Extract the lines that hold the string "name".

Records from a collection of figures
-- -- --

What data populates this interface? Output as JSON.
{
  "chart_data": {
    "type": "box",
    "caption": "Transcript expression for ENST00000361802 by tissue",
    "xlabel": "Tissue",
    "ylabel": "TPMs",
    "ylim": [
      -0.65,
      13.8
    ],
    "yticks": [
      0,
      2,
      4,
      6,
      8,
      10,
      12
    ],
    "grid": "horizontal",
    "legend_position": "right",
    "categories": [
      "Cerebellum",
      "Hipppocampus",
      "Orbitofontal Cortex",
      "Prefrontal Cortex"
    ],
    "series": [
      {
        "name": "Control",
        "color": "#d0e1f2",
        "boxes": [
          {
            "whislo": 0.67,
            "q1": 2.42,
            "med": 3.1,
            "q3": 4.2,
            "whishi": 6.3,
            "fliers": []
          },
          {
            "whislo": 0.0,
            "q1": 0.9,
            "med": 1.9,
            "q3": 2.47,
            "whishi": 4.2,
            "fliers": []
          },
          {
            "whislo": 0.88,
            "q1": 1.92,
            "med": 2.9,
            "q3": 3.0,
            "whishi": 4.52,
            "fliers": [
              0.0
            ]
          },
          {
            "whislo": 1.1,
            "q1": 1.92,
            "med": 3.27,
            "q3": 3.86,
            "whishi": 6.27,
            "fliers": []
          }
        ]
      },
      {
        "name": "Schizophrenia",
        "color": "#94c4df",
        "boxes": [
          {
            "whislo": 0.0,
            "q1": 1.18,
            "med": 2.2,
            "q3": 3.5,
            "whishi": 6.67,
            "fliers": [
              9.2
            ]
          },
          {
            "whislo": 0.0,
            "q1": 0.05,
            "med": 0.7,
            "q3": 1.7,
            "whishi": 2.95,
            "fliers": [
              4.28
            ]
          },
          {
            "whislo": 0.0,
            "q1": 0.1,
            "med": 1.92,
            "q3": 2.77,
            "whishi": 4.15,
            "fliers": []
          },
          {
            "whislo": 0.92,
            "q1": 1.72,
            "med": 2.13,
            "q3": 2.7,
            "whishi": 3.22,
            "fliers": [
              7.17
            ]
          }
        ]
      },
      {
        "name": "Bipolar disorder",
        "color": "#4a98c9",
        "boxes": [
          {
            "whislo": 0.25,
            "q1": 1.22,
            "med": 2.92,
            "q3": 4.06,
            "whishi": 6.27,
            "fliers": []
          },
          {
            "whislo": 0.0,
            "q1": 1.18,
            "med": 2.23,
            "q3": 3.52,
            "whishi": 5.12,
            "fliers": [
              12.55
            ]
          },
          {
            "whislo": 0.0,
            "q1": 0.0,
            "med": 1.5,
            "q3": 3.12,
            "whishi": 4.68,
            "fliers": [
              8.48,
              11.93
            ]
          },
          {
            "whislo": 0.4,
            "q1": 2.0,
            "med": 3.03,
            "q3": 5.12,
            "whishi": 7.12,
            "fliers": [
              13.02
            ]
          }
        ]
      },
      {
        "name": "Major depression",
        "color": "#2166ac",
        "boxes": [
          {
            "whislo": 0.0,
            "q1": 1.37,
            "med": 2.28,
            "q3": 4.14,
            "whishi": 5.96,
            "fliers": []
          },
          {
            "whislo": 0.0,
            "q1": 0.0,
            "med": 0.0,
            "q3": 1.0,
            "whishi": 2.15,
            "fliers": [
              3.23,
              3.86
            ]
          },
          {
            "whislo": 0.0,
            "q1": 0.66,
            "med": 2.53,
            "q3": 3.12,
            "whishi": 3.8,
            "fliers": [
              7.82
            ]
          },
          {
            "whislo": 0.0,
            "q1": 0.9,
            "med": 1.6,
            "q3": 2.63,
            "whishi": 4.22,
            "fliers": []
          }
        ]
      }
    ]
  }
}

-- -- --

Reply to the exercise
        "name": "Control",
        "name": "Schizophrenia",
        "name": "Bipolar disorder",
        "name": "Major depression",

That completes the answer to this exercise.